* START Input *
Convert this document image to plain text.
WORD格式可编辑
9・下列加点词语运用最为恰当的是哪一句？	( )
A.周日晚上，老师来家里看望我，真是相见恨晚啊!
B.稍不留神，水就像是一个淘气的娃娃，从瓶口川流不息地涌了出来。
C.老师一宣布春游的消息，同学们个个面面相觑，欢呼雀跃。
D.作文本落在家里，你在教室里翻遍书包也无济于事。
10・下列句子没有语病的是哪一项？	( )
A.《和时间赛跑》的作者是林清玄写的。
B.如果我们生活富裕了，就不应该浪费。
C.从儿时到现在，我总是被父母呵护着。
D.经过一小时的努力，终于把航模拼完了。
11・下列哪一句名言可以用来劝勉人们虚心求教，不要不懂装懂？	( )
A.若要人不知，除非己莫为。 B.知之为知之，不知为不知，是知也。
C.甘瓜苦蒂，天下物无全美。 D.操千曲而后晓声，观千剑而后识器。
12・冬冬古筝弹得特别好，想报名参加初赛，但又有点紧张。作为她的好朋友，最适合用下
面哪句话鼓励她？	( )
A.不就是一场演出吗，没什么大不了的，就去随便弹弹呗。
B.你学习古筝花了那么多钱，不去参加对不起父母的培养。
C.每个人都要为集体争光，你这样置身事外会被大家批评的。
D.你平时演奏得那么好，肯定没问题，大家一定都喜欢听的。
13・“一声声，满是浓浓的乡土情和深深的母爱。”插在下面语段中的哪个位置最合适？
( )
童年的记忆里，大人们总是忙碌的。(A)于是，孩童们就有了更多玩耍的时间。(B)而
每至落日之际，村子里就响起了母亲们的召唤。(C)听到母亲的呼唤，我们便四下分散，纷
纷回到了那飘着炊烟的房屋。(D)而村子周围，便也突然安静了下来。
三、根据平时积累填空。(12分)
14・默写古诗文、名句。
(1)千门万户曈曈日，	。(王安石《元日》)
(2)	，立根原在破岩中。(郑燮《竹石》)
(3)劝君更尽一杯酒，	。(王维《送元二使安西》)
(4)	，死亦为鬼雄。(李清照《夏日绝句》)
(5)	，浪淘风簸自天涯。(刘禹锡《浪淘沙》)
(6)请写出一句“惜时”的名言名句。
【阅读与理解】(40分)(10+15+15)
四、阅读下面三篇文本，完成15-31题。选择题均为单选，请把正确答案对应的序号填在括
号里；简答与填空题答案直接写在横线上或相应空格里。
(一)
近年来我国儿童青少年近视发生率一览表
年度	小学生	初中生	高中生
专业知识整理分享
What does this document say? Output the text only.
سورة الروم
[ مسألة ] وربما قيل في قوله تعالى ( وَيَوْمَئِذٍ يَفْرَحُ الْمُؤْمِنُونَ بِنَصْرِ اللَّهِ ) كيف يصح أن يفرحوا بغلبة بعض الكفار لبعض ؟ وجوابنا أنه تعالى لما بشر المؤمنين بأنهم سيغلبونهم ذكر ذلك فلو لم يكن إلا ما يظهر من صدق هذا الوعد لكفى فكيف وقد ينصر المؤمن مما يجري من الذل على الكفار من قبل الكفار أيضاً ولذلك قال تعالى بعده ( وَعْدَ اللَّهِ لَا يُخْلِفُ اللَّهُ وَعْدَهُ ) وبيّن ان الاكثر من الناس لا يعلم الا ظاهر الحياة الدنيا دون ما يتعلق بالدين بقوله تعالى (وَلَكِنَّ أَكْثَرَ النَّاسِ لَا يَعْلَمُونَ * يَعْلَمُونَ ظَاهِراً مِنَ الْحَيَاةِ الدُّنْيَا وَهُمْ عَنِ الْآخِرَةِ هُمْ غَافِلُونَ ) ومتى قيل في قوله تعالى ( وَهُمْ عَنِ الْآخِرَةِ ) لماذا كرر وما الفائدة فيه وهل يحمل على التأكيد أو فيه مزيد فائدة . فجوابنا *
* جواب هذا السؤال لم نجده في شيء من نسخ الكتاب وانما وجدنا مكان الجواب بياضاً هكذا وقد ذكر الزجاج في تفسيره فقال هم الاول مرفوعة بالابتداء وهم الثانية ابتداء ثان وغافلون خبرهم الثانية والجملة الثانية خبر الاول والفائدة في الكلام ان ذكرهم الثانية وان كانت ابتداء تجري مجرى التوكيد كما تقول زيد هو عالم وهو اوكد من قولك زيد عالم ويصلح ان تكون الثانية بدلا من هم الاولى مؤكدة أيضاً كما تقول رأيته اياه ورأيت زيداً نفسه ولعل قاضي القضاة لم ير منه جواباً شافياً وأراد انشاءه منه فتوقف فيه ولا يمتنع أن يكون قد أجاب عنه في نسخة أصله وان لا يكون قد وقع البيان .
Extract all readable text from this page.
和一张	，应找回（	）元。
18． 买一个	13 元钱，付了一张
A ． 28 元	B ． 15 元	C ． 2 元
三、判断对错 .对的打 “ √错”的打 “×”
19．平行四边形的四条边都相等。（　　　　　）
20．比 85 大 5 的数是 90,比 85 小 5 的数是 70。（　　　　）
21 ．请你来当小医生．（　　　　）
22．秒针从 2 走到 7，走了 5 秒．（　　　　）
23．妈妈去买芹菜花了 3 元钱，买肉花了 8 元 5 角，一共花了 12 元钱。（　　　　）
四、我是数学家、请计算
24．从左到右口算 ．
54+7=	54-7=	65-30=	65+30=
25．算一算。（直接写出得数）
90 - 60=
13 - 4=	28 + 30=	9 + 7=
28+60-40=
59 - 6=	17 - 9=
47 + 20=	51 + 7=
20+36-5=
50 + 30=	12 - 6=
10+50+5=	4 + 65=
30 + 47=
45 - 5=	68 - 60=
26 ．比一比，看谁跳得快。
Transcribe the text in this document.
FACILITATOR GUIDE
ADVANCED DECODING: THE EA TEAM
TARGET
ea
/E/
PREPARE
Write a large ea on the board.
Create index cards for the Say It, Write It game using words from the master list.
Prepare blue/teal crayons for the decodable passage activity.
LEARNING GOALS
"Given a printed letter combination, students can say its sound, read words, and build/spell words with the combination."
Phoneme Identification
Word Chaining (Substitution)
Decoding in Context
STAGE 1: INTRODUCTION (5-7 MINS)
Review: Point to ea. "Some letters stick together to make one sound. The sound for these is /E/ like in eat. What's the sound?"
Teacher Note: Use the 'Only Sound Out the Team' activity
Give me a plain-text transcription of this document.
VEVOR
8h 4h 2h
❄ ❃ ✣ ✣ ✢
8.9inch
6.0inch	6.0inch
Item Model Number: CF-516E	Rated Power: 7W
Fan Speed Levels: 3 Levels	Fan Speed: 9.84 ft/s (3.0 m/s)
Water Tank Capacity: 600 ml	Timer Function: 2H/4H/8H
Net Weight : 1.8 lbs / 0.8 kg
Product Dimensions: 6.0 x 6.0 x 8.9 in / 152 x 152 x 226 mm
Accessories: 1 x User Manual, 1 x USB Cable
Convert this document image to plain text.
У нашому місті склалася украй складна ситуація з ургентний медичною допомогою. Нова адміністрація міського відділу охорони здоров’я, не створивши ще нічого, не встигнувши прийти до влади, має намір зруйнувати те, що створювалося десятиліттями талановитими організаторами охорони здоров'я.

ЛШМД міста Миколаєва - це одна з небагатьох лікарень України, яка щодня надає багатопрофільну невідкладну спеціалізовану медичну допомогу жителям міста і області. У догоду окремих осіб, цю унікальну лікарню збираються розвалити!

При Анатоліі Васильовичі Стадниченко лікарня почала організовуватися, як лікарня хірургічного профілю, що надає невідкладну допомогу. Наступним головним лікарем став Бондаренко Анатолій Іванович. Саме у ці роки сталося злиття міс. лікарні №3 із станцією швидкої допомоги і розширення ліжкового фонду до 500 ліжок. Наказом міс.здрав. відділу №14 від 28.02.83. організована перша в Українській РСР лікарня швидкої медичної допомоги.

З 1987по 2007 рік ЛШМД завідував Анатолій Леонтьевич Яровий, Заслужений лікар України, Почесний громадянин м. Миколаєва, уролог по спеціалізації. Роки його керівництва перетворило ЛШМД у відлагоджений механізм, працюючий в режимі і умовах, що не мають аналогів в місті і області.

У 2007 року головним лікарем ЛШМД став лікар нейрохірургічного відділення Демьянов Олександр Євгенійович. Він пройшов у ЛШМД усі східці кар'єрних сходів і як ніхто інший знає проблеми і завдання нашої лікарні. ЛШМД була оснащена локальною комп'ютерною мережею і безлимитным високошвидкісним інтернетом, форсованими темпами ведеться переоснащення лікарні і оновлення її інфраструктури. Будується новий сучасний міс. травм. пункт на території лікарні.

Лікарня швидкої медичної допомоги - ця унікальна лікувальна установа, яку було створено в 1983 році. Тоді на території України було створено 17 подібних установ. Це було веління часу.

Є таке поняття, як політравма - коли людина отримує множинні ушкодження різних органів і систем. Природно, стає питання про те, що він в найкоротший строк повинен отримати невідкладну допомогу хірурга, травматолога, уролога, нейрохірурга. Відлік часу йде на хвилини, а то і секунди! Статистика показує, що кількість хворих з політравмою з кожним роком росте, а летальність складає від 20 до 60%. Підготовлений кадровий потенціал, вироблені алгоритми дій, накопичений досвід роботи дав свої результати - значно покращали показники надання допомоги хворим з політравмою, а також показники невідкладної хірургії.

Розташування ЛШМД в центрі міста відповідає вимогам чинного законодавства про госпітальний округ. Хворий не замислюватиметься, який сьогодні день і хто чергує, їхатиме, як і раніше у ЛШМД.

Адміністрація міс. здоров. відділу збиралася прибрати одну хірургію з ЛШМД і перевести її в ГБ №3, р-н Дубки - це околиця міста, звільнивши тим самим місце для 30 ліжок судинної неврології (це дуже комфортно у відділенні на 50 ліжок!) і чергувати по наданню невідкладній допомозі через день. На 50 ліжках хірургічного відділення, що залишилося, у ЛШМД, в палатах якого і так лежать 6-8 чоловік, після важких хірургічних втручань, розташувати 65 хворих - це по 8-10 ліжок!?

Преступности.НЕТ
* END Input *
• Instruction:
From the data above, copy each line where the string "області" appears.

• Written reply:
ЛШМД міста Миколаєва - це одна з небагатьох лікарень України, яка щодня надає багатопрофільну невідкладну спеціалізовану медичну допомогу жителям міста і області. У догоду окремих осіб, цю унікальну лікарню збираються розвалити!
З 1987по 2007 рік ЛШМД завідував Анатолій Леонтьевич Яровий, Заслужений лікар України, Почесний громадянин м. Миколаєва, уролог по спеціалізації. Роки його керівництва перетворило ЛШМД у відлагоджений механізм, працюючий в режимі і умовах, що не мають аналогів в місті і області.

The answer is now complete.